Records from a data source:
□ □ □ □

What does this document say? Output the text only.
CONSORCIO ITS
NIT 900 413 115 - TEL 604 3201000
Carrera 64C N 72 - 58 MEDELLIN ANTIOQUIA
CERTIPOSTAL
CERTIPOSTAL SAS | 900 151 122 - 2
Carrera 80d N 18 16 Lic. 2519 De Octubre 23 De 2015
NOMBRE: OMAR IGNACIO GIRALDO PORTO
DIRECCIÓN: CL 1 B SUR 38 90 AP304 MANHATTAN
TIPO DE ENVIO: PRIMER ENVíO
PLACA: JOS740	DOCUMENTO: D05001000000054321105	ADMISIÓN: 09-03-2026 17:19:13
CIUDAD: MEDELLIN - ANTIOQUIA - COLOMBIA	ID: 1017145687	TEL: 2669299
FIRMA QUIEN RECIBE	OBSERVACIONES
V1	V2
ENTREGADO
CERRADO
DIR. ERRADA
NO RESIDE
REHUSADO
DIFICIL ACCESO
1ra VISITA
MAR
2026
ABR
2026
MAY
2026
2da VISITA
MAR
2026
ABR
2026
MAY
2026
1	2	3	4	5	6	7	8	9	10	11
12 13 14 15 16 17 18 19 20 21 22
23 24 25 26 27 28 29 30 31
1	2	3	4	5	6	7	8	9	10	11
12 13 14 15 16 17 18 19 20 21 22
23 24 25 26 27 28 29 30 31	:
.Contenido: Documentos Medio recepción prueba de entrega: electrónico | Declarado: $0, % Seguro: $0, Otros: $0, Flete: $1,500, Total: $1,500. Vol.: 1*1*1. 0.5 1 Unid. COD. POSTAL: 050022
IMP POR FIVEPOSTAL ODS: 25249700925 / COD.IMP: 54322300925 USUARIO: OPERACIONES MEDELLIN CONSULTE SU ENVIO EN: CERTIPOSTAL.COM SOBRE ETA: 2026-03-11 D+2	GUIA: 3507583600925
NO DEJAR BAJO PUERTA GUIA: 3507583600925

□ □ □ □

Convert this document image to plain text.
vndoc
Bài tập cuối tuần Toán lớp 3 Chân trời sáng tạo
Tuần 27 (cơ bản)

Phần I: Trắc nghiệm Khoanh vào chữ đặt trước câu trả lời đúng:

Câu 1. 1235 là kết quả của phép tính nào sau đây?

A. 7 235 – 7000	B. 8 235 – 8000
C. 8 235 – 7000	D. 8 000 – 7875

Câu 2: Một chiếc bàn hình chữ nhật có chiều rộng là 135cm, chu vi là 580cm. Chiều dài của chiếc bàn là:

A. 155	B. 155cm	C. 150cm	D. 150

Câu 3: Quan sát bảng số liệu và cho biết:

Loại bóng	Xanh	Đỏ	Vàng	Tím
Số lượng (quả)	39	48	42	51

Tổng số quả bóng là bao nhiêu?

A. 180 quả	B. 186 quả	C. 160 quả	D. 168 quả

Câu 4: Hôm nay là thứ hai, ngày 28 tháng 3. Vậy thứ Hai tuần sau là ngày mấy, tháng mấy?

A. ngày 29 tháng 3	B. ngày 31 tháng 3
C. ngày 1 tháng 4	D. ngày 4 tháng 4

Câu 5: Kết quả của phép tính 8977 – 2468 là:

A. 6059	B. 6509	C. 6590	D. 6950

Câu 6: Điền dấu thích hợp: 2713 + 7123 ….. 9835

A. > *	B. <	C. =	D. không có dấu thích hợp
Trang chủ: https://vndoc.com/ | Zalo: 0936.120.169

□ □ □ □

• _AIM OF THE EXERCISE_
Copy all lines of the material above where the string "CERTIPOSTAL" occurs.

• _SOLUTION_
CERTIPOSTAL
CERTIPOSTAL SAS | 900 151 122 - 2
IMP POR FIVEPOSTAL ODS: 25249700925 / COD.IMP: 54322300925 USUARIO: OPERACIONES MEDELLIN CONSULTE SU ENVIO EN: CERTIPOSTAL.COM SOBRE ETA: 2026-03-11 D+2	GUIA: 3507583600925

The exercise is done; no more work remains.